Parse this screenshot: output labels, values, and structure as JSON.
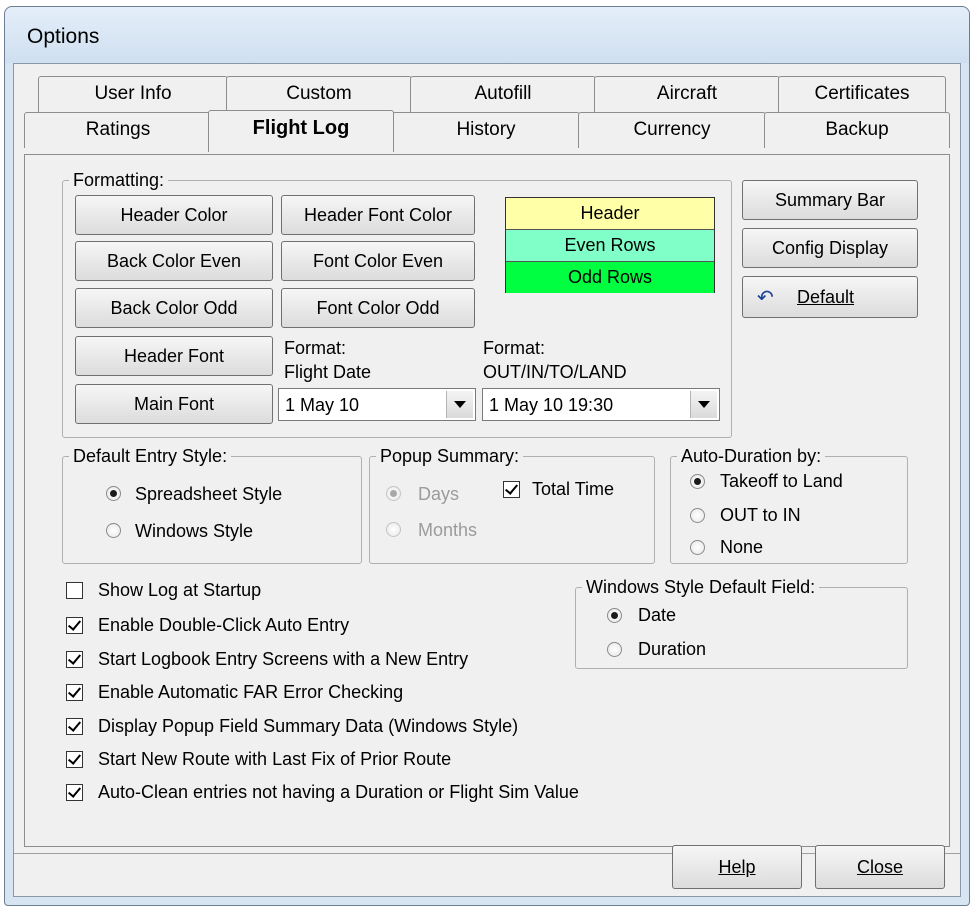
{
  "window": {
    "title": "Options"
  },
  "tabs_row1": [
    "User Info",
    "Custom",
    "Autofill",
    "Aircraft",
    "Certificates"
  ],
  "tabs_row2": [
    "Ratings",
    "Flight Log",
    "History",
    "Currency",
    "Backup"
  ],
  "active_tab": "Flight Log",
  "formatting": {
    "legend": "Formatting:",
    "header_color": "Header Color",
    "header_font_color": "Header Font Color",
    "back_color_even": "Back Color Even",
    "font_color_even": "Font Color Even",
    "back_color_odd": "Back Color Odd",
    "font_color_odd": "Font Color Odd",
    "header_font": "Header Font",
    "main_font": "Main Font",
    "date_format_label_1": "Format:",
    "date_format_label_2": "Flight Date",
    "date_format_value": "1 May 10",
    "time_format_label_1": "Format:",
    "time_format_label_2": "OUT/IN/TO/LAND",
    "time_format_value": "1 May 10 19:30",
    "preview": {
      "header": "Header",
      "even": "Even Rows",
      "odd": "Odd Rows",
      "header_color": "#ffffa8",
      "even_color": "#80ffc8",
      "odd_color": "#00ff40"
    }
  },
  "side_buttons": {
    "summary_bar": "Summary Bar",
    "config_display": "Config Display",
    "default": "Default"
  },
  "entry_style": {
    "legend": "Default Entry Style:",
    "spreadsheet": "Spreadsheet Style",
    "windows": "Windows Style",
    "selected": "spreadsheet"
  },
  "popup_summary": {
    "legend": "Popup Summary:",
    "days": "Days",
    "months": "Months",
    "total_time": "Total Time",
    "total_time_checked": true
  },
  "auto_duration": {
    "legend": "Auto-Duration by:",
    "takeoff": "Takeoff to Land",
    "out_in": "OUT to IN",
    "none": "None",
    "selected": "takeoff"
  },
  "windows_default_field": {
    "legend": "Windows Style Default Field:",
    "date": "Date",
    "duration": "Duration",
    "selected": "date"
  },
  "checkboxes": [
    {
      "label": "Show Log at Startup",
      "checked": false
    },
    {
      "label": "Enable Double-Click Auto Entry",
      "checked": true
    },
    {
      "label": "Start Logbook Entry Screens with a New Entry",
      "checked": true
    },
    {
      "label": "Enable Automatic FAR Error Checking",
      "checked": true
    },
    {
      "label": "Display Popup Field Summary Data (Windows Style)",
      "checked": true
    },
    {
      "label": "Start New Route with Last Fix of Prior Route",
      "checked": true
    },
    {
      "label": "Auto-Clean entries not having a Duration or Flight Sim Value",
      "checked": true
    }
  ],
  "footer": {
    "help": "Help",
    "close": "Close"
  }
}
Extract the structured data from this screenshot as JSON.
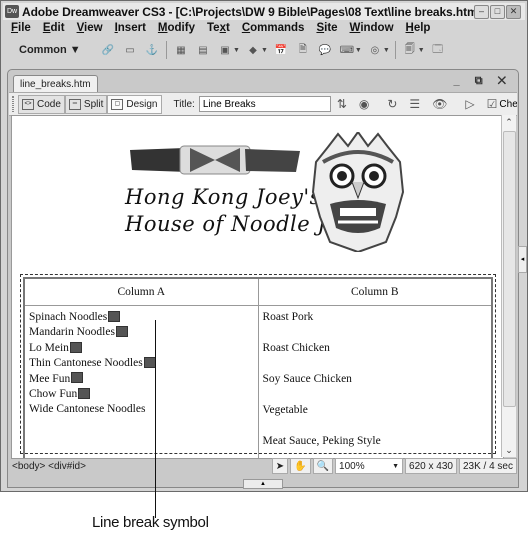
{
  "window": {
    "app_icon": "Dw",
    "title": "Adobe Dreamweaver CS3 - [C:\\Projects\\DW 9 Bible\\Pages\\08  Text\\line  breaks.htm]",
    "controls": [
      "minimize-icon",
      "maximize-icon",
      "close-icon"
    ]
  },
  "menu": [
    {
      "label": "File",
      "accel": "F"
    },
    {
      "label": "Edit",
      "accel": "E"
    },
    {
      "label": "View",
      "accel": "V"
    },
    {
      "label": "Insert",
      "accel": "I"
    },
    {
      "label": "Modify",
      "accel": "M"
    },
    {
      "label": "Text",
      "accel": "x"
    },
    {
      "label": "Commands",
      "accel": "C"
    },
    {
      "label": "Site",
      "accel": "S"
    },
    {
      "label": "Window",
      "accel": "W"
    },
    {
      "label": "Help",
      "accel": "H"
    }
  ],
  "insert_bar": {
    "category": "Common",
    "icons": [
      "hyperlink-icon",
      "email-link-icon",
      "named-anchor-icon",
      "table-icon",
      "div-icon",
      "images-icon",
      "media-icon",
      "date-icon",
      "server-include-icon",
      "comment-icon",
      "head-icon",
      "script-icon",
      "templates-icon",
      "tag-chooser-icon"
    ]
  },
  "document": {
    "tab_label": "line_breaks.htm",
    "views": {
      "code": "Code",
      "split": "Split",
      "design": "Design"
    },
    "title_label": "Title:",
    "title_value": "Line Breaks",
    "toolbar_overflow": "Che"
  },
  "page": {
    "banner_line1": "Hong Kong Joey's",
    "banner_line2": "House of Noodle Joy",
    "table": {
      "headers": [
        "Column A",
        "Column B"
      ],
      "column_a": [
        "Spinach Noodles",
        "Mandarin Noodles",
        "Lo Mein",
        "Thin Cantonese Noodles",
        "Mee Fun",
        "Chow Fun",
        "Wide Cantonese Noodles"
      ],
      "column_a_has_break": [
        true,
        true,
        true,
        true,
        true,
        true,
        false
      ],
      "column_b": [
        "Roast Pork",
        "Roast Chicken",
        "Soy Sauce Chicken",
        "Vegetable",
        "Meat Sauce, Peking Style"
      ]
    }
  },
  "status": {
    "tag_selector": "<body> <div#id>",
    "zoom": "100%",
    "dimensions": "620 x 430",
    "download": "23K / 4 sec"
  },
  "annotation": {
    "callout": "Line break symbol"
  }
}
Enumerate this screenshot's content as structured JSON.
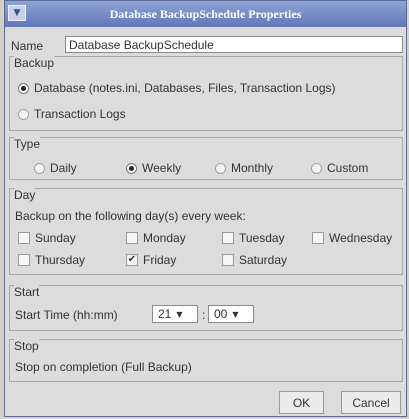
{
  "window": {
    "title": "Database BackupSchedule Properties"
  },
  "name": {
    "label": "Name",
    "value": "Database BackupSchedule"
  },
  "backup": {
    "legend": "Backup",
    "options": [
      {
        "label": "Database (notes.ini, Databases, Files, Transaction Logs)",
        "selected": true
      },
      {
        "label": "Transaction Logs",
        "selected": false
      }
    ]
  },
  "type": {
    "legend": "Type",
    "options": [
      {
        "label": "Daily",
        "selected": false
      },
      {
        "label": "Weekly",
        "selected": true
      },
      {
        "label": "Monthly",
        "selected": false
      },
      {
        "label": "Custom",
        "selected": false
      }
    ]
  },
  "day": {
    "legend": "Day",
    "instruction": "Backup on the following day(s) every week:",
    "days": [
      {
        "label": "Sunday",
        "checked": false
      },
      {
        "label": "Monday",
        "checked": false
      },
      {
        "label": "Tuesday",
        "checked": false
      },
      {
        "label": "Wednesday",
        "checked": false
      },
      {
        "label": "Thursday",
        "checked": false
      },
      {
        "label": "Friday",
        "checked": true
      },
      {
        "label": "Saturday",
        "checked": false
      }
    ]
  },
  "start": {
    "legend": "Start",
    "label": "Start Time (hh:mm)",
    "hour": "21",
    "minute": "00",
    "separator": ":"
  },
  "stop": {
    "legend": "Stop",
    "text": "Stop on completion (Full Backup)"
  },
  "buttons": {
    "ok": "OK",
    "cancel": "Cancel"
  }
}
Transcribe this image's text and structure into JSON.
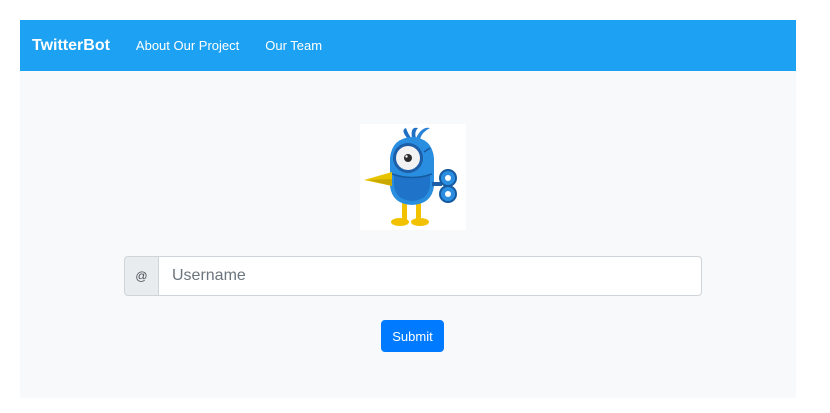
{
  "navbar": {
    "brand": "TwitterBot",
    "links": [
      "About Our Project",
      "Our Team"
    ],
    "color": "#1da1f2"
  },
  "logo": {
    "icon": "robot-bird-icon"
  },
  "form": {
    "prepend": "@",
    "placeholder": "Username",
    "value": "",
    "submit_label": "Submit",
    "button_color": "#007bff"
  }
}
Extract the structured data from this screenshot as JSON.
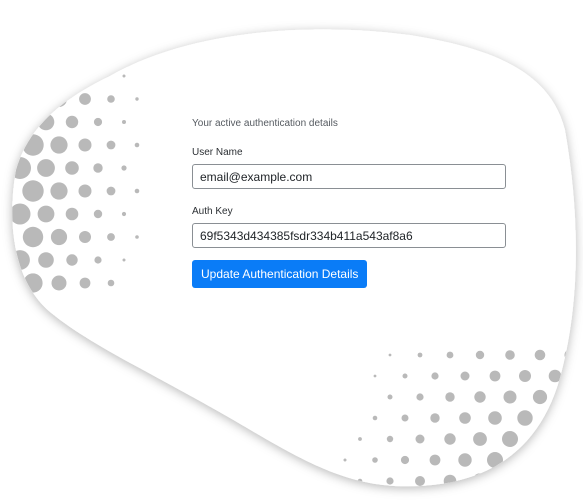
{
  "form": {
    "subtitle": "Your active authentication details",
    "user_name_label": "User Name",
    "user_name_value": "email@example.com",
    "auth_key_label": "Auth Key",
    "auth_key_value": "69f5343d434385fsdr334b411a543af8a6",
    "submit_label": "Update Authentication Details"
  },
  "colors": {
    "primary_button": "#0a7cf7",
    "dot_pattern": "#b9b9b9",
    "card_background": "#ffffff"
  }
}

_ _ _ _

# GOAL:
Print all of the entries word for word. Omit the pictures they contain.

# CORRECT RESPONSE:
Parse this screenshot: output labels, values, and structure as JSON.
{
  "window": {
    "title": "Options"
  },
  "tabs_row1": [
    "User Info",
    "Custom",
    "Autofill",
    "Aircraft",
    "Certificates"
  ],
  "tabs_row2": [
    "Ratings",
    "Flight Log",
    "History",
    "Currency",
    "Backup"
  ],
  "active_tab": "Flight Log",
  "formatting": {
    "legend": "Formatting:",
    "header_color": "Header Color",
    "header_font_color": "Header Font Color",
    "back_color_even": "Back Color Even",
    "font_color_even": "Font Color Even",
    "back_color_odd": "Back Color Odd",
    "font_color_odd": "Font Color Odd",
    "header_font": "Header Font",
    "main_font": "Main Font",
    "date_format_label_1": "Format:",
    "date_format_label_2": "Flight Date",
    "date_format_value": "1 May 10",
    "time_format_label_1": "Format:",
    "time_format_label_2": "OUT/IN/TO/LAND",
    "time_format_value": "1 May 10 19:30",
    "preview": {
      "header": "Header",
      "even": "Even Rows",
      "odd": "Odd Rows",
      "header_color": "#ffffa8",
      "even_color": "#80ffc8",
      "odd_color": "#00ff40"
    }
  },
  "side_buttons": {
    "summary_bar": "Summary Bar",
    "config_display": "Config Display",
    "default": "Default"
  },
  "entry_style": {
    "legend": "Default Entry Style:",
    "spreadsheet": "Spreadsheet Style",
    "windows": "Windows Style",
    "selected": "spreadsheet"
  },
  "popup_summary": {
    "legend": "Popup Summary:",
    "days": "Days",
    "months": "Months",
    "total_time": "Total Time",
    "total_time_checked": true
  },
  "auto_duration": {
    "legend": "Auto-Duration by:",
    "takeoff": "Takeoff to Land",
    "out_in": "OUT to IN",
    "none": "None",
    "selected": "takeoff"
  },
  "windows_default_field": {
    "legend": "Windows Style Default Field:",
    "date": "Date",
    "duration": "Duration",
    "selected": "date"
  },
  "checkboxes": [
    {
      "label": "Show Log at Startup",
      "checked": false
    },
    {
      "label": "Enable Double-Click Auto Entry",
      "checked": true
    },
    {
      "label": "Start Logbook Entry Screens with a New Entry",
      "checked": true
    },
    {
      "label": "Enable Automatic FAR Error Checking",
      "checked": true
    },
    {
      "label": "Display Popup Field Summary Data (Windows Style)",
      "checked": true
    },
    {
      "label": "Start New Route with Last Fix of Prior Route",
      "checked": true
    },
    {
      "label": "Auto-Clean entries not having a Duration or Flight Sim Value",
      "checked": true
    }
  ],
  "footer": {
    "help": "Help",
    "close": "Close"
  }
}
Extract the structured data from this screenshot as JSON.
{
  "window": {
    "app_icon": "Dw",
    "title": "Adobe Dreamweaver CS3 - [C:\\Projects\\DW 9 Bible\\Pages\\08  Text\\line  breaks.htm]",
    "controls": [
      "minimize-icon",
      "maximize-icon",
      "close-icon"
    ]
  },
  "menu": [
    {
      "label": "File",
      "accel": "F"
    },
    {
      "label": "Edit",
      "accel": "E"
    },
    {
      "label": "View",
      "accel": "V"
    },
    {
      "label": "Insert",
      "accel": "I"
    },
    {
      "label": "Modify",
      "accel": "M"
    },
    {
      "label": "Text",
      "accel": "x"
    },
    {
      "label": "Commands",
      "accel": "C"
    },
    {
      "label": "Site",
      "accel": "S"
    },
    {
      "label": "Window",
      "accel": "W"
    },
    {
      "label": "Help",
      "accel": "H"
    }
  ],
  "insert_bar": {
    "category": "Common",
    "icons": [
      "hyperlink-icon",
      "email-link-icon",
      "named-anchor-icon",
      "table-icon",
      "div-icon",
      "images-icon",
      "media-icon",
      "date-icon",
      "server-include-icon",
      "comment-icon",
      "head-icon",
      "script-icon",
      "templates-icon",
      "tag-chooser-icon"
    ]
  },
  "document": {
    "tab_label": "line_breaks.htm",
    "views": {
      "code": "Code",
      "split": "Split",
      "design": "Design"
    },
    "title_label": "Title:",
    "title_value": "Line Breaks",
    "toolbar_overflow": "Che"
  },
  "page": {
    "banner_line1": "Hong Kong Joey's",
    "banner_line2": "House of Noodle Joy",
    "table": {
      "headers": [
        "Column A",
        "Column B"
      ],
      "column_a": [
        "Spinach Noodles",
        "Mandarin Noodles",
        "Lo Mein",
        "Thin Cantonese Noodles",
        "Mee Fun",
        "Chow Fun",
        "Wide Cantonese Noodles"
      ],
      "column_a_has_break": [
        true,
        true,
        true,
        true,
        true,
        true,
        false
      ],
      "column_b": [
        "Roast Pork",
        "Roast Chicken",
        "Soy Sauce Chicken",
        "Vegetable",
        "Meat Sauce, Peking Style"
      ]
    }
  },
  "status": {
    "tag_selector": "<body> <div#id>",
    "zoom": "100%",
    "dimensions": "620 x 430",
    "download": "23K / 4 sec"
  },
  "annotation": {
    "callout": "Line break symbol"
  }
}
Enumerate this screenshot's content as structured JSON.
{
  "window": {
    "title": "Database BackupSchedule Properties"
  },
  "name": {
    "label": "Name",
    "value": "Database BackupSchedule"
  },
  "backup": {
    "legend": "Backup",
    "options": [
      {
        "label": "Database (notes.ini, Databases, Files, Transaction Logs)",
        "selected": true
      },
      {
        "label": "Transaction Logs",
        "selected": false
      }
    ]
  },
  "type": {
    "legend": "Type",
    "options": [
      {
        "label": "Daily",
        "selected": false
      },
      {
        "label": "Weekly",
        "selected": true
      },
      {
        "label": "Monthly",
        "selected": false
      },
      {
        "label": "Custom",
        "selected": false
      }
    ]
  },
  "day": {
    "legend": "Day",
    "instruction": "Backup on the following day(s) every week:",
    "days": [
      {
        "label": "Sunday",
        "checked": false
      },
      {
        "label": "Monday",
        "checked": false
      },
      {
        "label": "Tuesday",
        "checked": false
      },
      {
        "label": "Wednesday",
        "checked": false
      },
      {
        "label": "Thursday",
        "checked": false
      },
      {
        "label": "Friday",
        "checked": true
      },
      {
        "label": "Saturday",
        "checked": false
      }
    ]
  },
  "start": {
    "legend": "Start",
    "label": "Start Time (hh:mm)",
    "hour": "21",
    "minute": "00",
    "separator": ":"
  },
  "stop": {
    "legend": "Stop",
    "text": "Stop on completion (Full Backup)"
  },
  "buttons": {
    "ok": "OK",
    "cancel": "Cancel"
  }
}
Transcribe this image's text and structure into JSON.
{
  "navbar": {
    "brand": "TwitterBot",
    "links": [
      "About Our Project",
      "Our Team"
    ],
    "color": "#1da1f2"
  },
  "logo": {
    "icon": "robot-bird-icon"
  },
  "form": {
    "prepend": "@",
    "placeholder": "Username",
    "value": "",
    "submit_label": "Submit",
    "button_color": "#007bff"
  }
}
Extract the structured data from this screenshot as JSON.
{
  "form": {
    "subtitle": "Your active authentication details",
    "user_name_label": "User Name",
    "user_name_value": "email@example.com",
    "auth_key_label": "Auth Key",
    "auth_key_value": "69f5343d434385fsdr334b411a543af8a6",
    "submit_label": "Update Authentication Details"
  },
  "colors": {
    "primary_button": "#0a7cf7",
    "dot_pattern": "#b9b9b9",
    "card_background": "#ffffff"
  }
}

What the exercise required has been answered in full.